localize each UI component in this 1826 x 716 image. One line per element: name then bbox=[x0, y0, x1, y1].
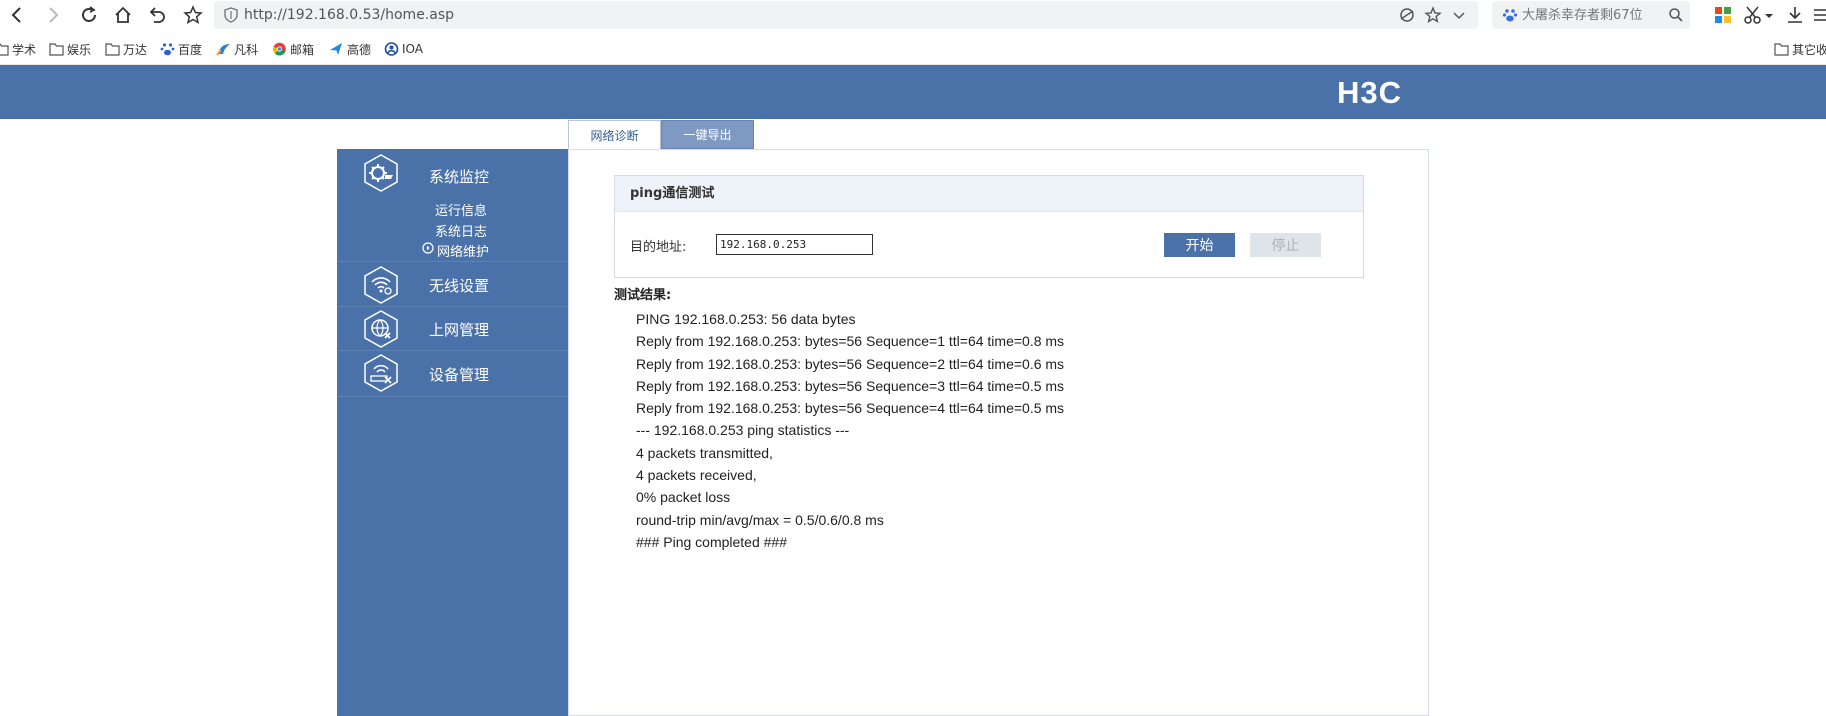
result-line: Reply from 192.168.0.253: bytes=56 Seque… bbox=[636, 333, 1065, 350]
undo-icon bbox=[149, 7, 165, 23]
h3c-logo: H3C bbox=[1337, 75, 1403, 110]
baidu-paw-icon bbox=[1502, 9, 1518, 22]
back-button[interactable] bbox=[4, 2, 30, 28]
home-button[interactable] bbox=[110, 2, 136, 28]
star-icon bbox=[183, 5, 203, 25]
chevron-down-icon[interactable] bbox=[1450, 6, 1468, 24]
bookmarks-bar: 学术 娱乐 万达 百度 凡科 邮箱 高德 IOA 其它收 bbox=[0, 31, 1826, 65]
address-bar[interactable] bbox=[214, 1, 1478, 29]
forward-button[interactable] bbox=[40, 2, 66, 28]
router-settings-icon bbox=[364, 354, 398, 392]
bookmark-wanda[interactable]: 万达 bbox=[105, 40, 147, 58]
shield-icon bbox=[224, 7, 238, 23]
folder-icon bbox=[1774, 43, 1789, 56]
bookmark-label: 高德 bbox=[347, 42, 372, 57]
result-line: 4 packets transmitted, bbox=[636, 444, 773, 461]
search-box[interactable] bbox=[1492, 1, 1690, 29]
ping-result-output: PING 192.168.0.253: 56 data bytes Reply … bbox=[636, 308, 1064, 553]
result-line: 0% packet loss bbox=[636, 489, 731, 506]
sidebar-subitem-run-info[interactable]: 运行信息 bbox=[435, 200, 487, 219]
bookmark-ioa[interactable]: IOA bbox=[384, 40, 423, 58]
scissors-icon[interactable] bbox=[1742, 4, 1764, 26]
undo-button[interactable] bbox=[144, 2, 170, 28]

Instruction: Pull out every line of the listing above that contains the word "result", and count a match only when the case is the same.

Response below:
result-line: Reply from 192.168.0.253: bytes=56 Seque… bbox=[636, 333, 1065, 350]
result-line: 4 packets transmitted, bbox=[636, 444, 773, 461]
ping-result-output: PING 192.168.0.253: 56 data bytes Reply … bbox=[636, 308, 1064, 553]
result-line: 0% packet loss bbox=[636, 489, 731, 506]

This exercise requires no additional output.